WORK ORDER A >> Copy the passage of the text on StormForge optimization settings from "Helm chart values" to "want to set." word for word.
WORK ORDER B >> Pick up the text on StormForge optimization settings after its final line and keep writing it.

Using the kubectl annotate command

  1. Run the kubectl annotate command. As an example, to set two individual optimization settings you might run something like the command below. Remember to replace NAMESPACE with the appropriate value.

    kubectl annotate namespace NAMESPACE \
      live.stormforge.io/schedule="P1D" \
      live.stormforge.io/auto-deploy="false" \
      live.stormforge.io/containers.cpu.requests.min: "20m" \
      live.stormforge.io/containers.cpu.requests.max: "16000m"
    
  2. Optional: Check that the annotations are set at the namespace level. Run the following command; then, in the output, look for the annotations you added.

    kubectl get namespace NAMESPACE -o yaml
    

Configure default optimization settings for all workloads in a cluster

The cluster-level defaults are specified in a ConfigMap named cluster-defaults, in the stormforge-system namespace. The syntax used is to list setting annotation names and the desired value in the cluster-defaults.yaml data key.

apiVersion: v1
kind: ConfigMap
metadata:
  name: cluster-defaults
  namespace: stormforge-system
data:
  cluster-defaults.yaml: |
    live.stormforge.io/schedule: "P1D"
    live.stormforge.io/auto-deploy: "false"
    live.stormforge.io/containers.cpu.requests.min: "20m"
    live.stormforge.io/containers.cpu.requests.max: "16000m"
    ...    

You can create this ConfigMap yourself, but it may be easier to have Helm create and manage it for you.

Setting cluster default values using Helm

The stormforge-agent Helm chart has values you can pass to define each of the possible cluster-level default settings. If you define any of the clusterDefaultConfig values, Helm will create and manage the cluster-defaults ConfigMap for you.

Helm chart values for cluster default settings

  1. Create a yaml values file (for example, cluster-defaults.yaml). You can copy the file below and use it as a template. Delete the parameter:value pairs that you don’t want to set.

    clusterDefaultConfig:
      schedule: "P1D"
      autoDeploy: "false"
      cpuOptimizationGoal: "balanced"
      memoryOptimizationGoal: "balanced"
      containersCpuOptimizationPolicy: "RequestsAndLimits"

DATASET >>
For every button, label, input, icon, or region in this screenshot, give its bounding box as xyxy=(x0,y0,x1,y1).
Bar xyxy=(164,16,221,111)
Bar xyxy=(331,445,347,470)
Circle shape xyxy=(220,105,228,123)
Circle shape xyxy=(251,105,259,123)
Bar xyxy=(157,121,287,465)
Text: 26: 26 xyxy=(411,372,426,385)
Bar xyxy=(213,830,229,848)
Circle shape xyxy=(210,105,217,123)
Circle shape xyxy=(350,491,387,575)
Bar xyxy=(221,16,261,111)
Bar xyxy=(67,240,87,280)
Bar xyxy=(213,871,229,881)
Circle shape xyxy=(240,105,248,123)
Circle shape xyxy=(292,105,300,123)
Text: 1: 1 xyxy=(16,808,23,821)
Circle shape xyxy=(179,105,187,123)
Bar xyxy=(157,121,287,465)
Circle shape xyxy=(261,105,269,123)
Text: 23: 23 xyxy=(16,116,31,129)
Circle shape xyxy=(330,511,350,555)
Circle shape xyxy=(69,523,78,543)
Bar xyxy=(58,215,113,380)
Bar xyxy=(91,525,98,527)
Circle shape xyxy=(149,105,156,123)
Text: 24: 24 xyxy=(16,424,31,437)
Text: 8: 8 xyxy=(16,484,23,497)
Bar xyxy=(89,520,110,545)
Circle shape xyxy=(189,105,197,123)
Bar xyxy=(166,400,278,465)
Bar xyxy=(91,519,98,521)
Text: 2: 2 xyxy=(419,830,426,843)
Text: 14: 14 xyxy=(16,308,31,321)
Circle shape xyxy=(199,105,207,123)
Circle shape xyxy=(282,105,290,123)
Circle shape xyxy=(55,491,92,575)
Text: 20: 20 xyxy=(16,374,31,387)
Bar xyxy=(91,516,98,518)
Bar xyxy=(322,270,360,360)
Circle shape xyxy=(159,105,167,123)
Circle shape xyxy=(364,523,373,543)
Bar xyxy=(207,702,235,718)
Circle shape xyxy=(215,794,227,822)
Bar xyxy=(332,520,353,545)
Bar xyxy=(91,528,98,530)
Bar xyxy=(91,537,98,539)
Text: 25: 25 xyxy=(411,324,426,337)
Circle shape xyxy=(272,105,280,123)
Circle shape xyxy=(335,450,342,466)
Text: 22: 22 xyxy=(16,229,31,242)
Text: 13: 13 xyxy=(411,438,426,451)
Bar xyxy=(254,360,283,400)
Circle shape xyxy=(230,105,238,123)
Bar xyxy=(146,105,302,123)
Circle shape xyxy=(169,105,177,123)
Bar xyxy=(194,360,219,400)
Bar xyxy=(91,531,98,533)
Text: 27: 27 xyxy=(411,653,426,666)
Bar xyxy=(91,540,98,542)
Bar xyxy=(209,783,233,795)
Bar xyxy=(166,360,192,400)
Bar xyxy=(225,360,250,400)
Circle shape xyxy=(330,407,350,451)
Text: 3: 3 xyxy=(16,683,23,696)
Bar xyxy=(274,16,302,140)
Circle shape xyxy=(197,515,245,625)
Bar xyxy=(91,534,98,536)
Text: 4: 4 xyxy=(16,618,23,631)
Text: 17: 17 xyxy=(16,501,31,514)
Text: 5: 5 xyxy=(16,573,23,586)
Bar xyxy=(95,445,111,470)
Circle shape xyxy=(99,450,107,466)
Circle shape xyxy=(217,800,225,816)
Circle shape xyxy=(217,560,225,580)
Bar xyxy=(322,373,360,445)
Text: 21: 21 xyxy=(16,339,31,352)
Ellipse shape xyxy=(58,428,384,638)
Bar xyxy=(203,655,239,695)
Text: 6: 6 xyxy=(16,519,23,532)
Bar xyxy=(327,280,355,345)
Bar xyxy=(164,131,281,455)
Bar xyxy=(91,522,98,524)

WRITTEN ANSWER A >>
Helm chart values for cluster default settings

  1. Create a yaml values file (for example, cluster-defaults.yaml). You can copy the file below and use it as a template. Delete the parameter:value pairs that you don’t want to set.

WRITTEN ANSWER B >>
      containersCpuRequestsMin: "20m"
      containersCpuRequestsMax: "16000m"
      containersCpuLimitsMin: "2000m"
      containersCpuLimitsMax: "16000m"
      containersCpuLimitsLimitRequestRatio: "1.33"
      containersMemoryOptimizationPolicy: "RequestsAndLimits"
      containersMemoryRequestsMin: "64Mi"
      containersMemoryRequestsMax: "32Gi"
      containersMemoryLimitsMin: "256Mi"
      containersMemoryLimitsMax: "64Gi"
      containersMemoryLimitsLimitRequestRatio: "1.33"
    
  2. Pass in the values file you created using the --values flag when running the helm install or helm upgrade. For example:

    helm install stormforge-agent oci://registry.stormforge.io/library/stormforge-agent \
      --namespace stormforge-system \
      --set clusterName=CLUSTER_NAME \
      --values authorization.yaml \
      --values cluster-defaults.yaml
    

Additional schedule examples

Below are some additional examples of ways to set the live.stormforge.io/schedule (or schedule in a cluster-level ConfigMap) annotation using macros, ISO 8601 Duration, and Cron notation:

  • Once daily (default value and best practice):
    "@daily", "P1D" or "H H * * *"
  • Hourly (the shortest interval you can specify):
    "@hourly", "PT1H" or "H * * * *"
  • Every 12 hours:
    "PT12H" or "H H/12 * * *"
  • Every morning at approximately 0800h (exact time is not guaranteed):
    "00 08 * * *"
  • Every Wednesday:
    "H H * * WED"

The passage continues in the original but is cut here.